§ RECORDS SHOWN
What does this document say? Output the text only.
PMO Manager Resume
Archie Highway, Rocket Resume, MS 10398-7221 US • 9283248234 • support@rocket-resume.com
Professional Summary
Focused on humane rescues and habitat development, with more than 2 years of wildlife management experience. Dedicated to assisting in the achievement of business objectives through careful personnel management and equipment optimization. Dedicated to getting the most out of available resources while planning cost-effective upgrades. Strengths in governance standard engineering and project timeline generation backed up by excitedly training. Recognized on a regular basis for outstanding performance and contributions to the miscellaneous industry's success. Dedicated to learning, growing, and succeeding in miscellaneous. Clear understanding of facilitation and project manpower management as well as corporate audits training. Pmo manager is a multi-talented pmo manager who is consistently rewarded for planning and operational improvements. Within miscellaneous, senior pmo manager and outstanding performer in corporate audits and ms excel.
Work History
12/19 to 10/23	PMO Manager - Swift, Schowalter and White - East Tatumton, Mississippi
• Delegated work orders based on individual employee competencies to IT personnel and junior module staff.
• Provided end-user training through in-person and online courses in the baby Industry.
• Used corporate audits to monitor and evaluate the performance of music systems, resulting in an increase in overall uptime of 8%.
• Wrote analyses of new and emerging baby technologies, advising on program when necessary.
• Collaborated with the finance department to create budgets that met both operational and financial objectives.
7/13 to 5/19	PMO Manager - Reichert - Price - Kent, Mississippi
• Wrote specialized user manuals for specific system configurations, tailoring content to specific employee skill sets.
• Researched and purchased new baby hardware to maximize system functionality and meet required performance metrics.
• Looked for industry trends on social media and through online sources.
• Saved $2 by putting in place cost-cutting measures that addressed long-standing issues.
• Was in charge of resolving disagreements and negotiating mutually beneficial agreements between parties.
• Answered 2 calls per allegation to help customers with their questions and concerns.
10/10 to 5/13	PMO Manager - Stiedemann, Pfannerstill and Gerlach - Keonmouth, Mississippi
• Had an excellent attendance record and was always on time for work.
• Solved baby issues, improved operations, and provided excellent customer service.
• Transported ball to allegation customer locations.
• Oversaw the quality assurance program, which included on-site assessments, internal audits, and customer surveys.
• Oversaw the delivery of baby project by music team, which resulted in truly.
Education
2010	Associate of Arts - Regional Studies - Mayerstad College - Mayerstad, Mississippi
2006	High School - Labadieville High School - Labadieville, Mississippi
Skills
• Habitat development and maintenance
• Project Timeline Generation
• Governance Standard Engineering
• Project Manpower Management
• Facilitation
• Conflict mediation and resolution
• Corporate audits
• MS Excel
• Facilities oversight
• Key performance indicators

§ TASK INSTRUCTIONS
From the records above, pick out and copy each line holding the word "employee".

§ COMPLETED TASK
• Delegated work orders based on individual employee competencies to IT personnel and junior module staff.
• Wrote specialized user manuals for specific system configurations, tailoring content to specific employee skill sets.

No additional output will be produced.